WRITTEN TASK
Using the material below, copy every line where "NaOH" appears.

★ ★ ★

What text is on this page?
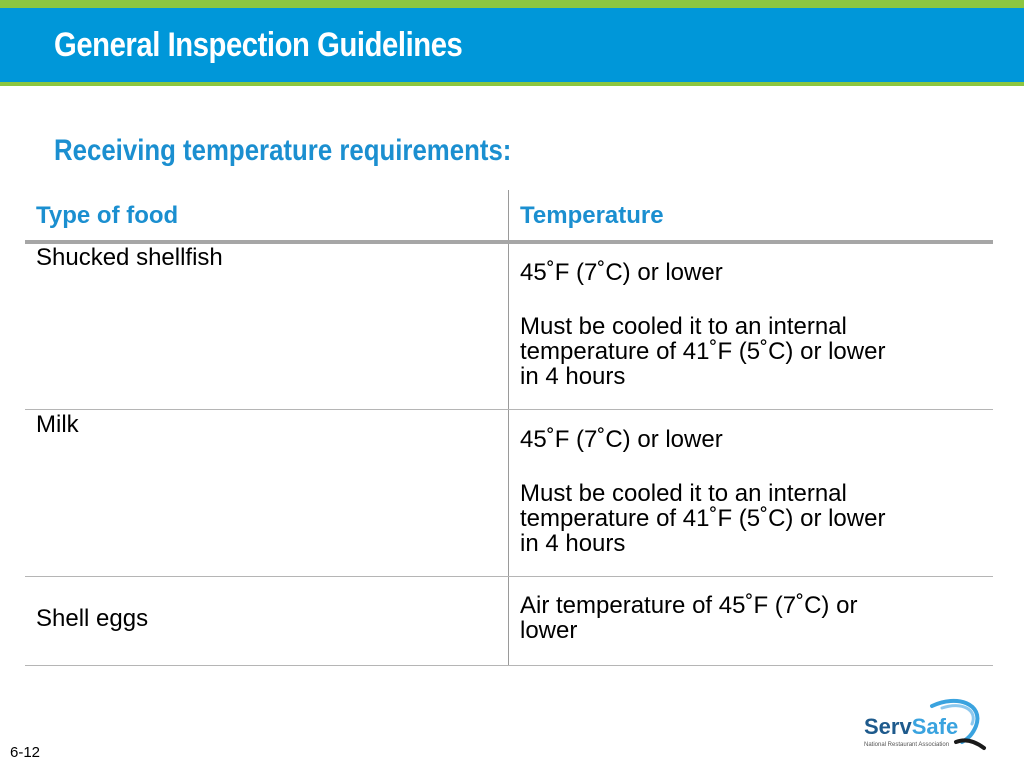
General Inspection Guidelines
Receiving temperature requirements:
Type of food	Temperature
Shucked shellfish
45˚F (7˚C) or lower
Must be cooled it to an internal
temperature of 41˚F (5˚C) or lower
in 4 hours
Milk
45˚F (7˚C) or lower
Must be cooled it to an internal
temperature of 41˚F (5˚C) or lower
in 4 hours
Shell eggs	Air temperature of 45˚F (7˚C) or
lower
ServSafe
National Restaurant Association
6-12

★ ★ ★

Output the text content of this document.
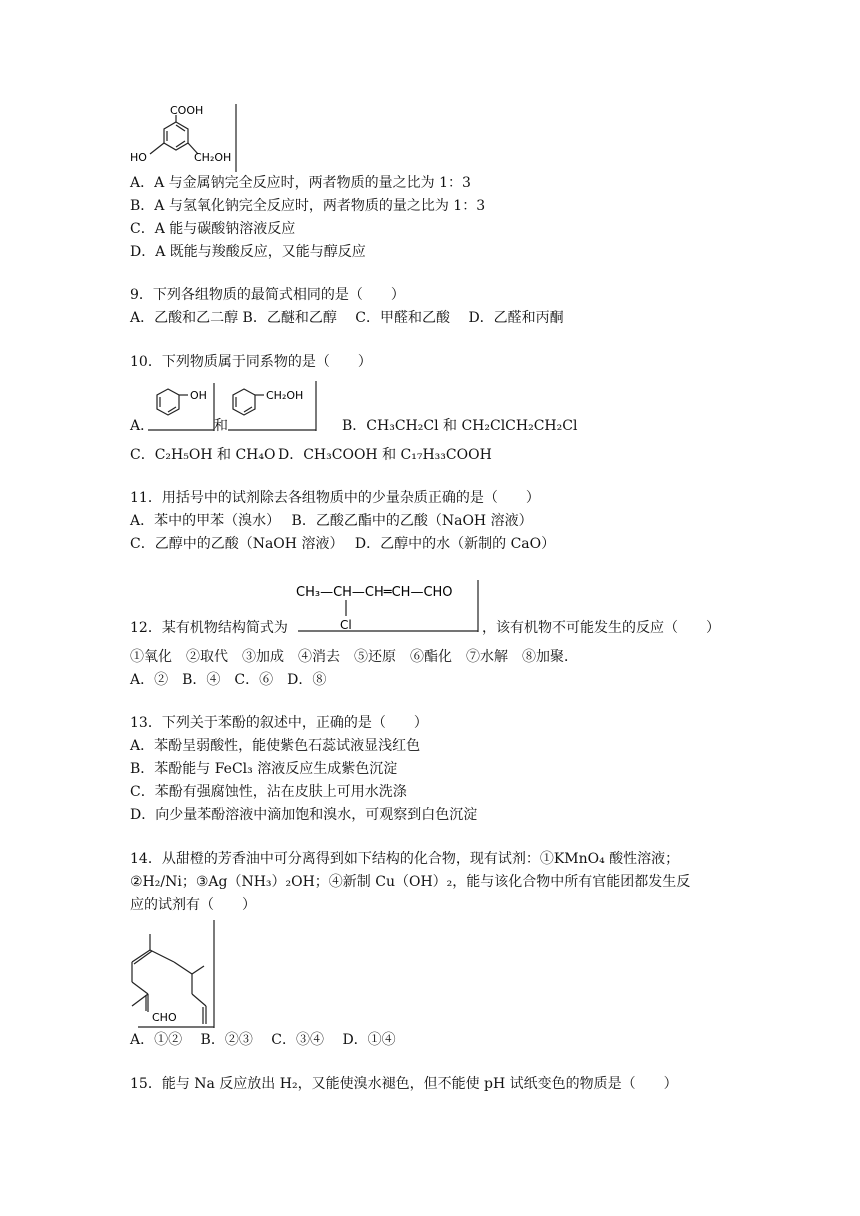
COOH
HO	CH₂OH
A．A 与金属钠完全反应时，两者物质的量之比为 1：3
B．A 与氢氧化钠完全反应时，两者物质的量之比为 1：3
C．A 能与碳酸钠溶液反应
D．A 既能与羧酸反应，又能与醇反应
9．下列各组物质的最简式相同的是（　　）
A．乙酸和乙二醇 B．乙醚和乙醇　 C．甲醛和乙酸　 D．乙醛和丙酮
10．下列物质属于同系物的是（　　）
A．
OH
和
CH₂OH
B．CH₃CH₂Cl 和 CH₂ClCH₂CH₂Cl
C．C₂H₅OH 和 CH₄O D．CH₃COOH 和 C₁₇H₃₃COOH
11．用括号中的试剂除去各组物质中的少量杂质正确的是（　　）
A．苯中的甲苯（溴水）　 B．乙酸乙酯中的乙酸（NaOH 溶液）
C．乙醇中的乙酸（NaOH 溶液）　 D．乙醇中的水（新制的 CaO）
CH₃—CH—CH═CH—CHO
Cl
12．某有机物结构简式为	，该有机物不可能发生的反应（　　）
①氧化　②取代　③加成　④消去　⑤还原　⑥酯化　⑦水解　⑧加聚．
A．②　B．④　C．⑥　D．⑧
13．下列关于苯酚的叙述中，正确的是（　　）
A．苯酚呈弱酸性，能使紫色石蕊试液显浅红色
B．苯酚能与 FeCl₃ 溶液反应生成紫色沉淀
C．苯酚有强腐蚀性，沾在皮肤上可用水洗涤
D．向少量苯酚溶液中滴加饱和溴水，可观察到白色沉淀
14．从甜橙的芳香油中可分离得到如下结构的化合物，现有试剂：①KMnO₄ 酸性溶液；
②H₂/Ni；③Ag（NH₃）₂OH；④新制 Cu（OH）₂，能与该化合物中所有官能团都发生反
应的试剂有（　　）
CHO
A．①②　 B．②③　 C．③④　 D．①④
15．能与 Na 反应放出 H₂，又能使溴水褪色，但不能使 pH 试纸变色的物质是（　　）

★ ★ ★

SOLVED PROBLEM
A．苯中的甲苯（溴水）　 B．乙酸乙酯中的乙酸（NaOH 溶液）
C．乙醇中的乙酸（NaOH 溶液）　 D．乙醇中的水（新制的 CaO）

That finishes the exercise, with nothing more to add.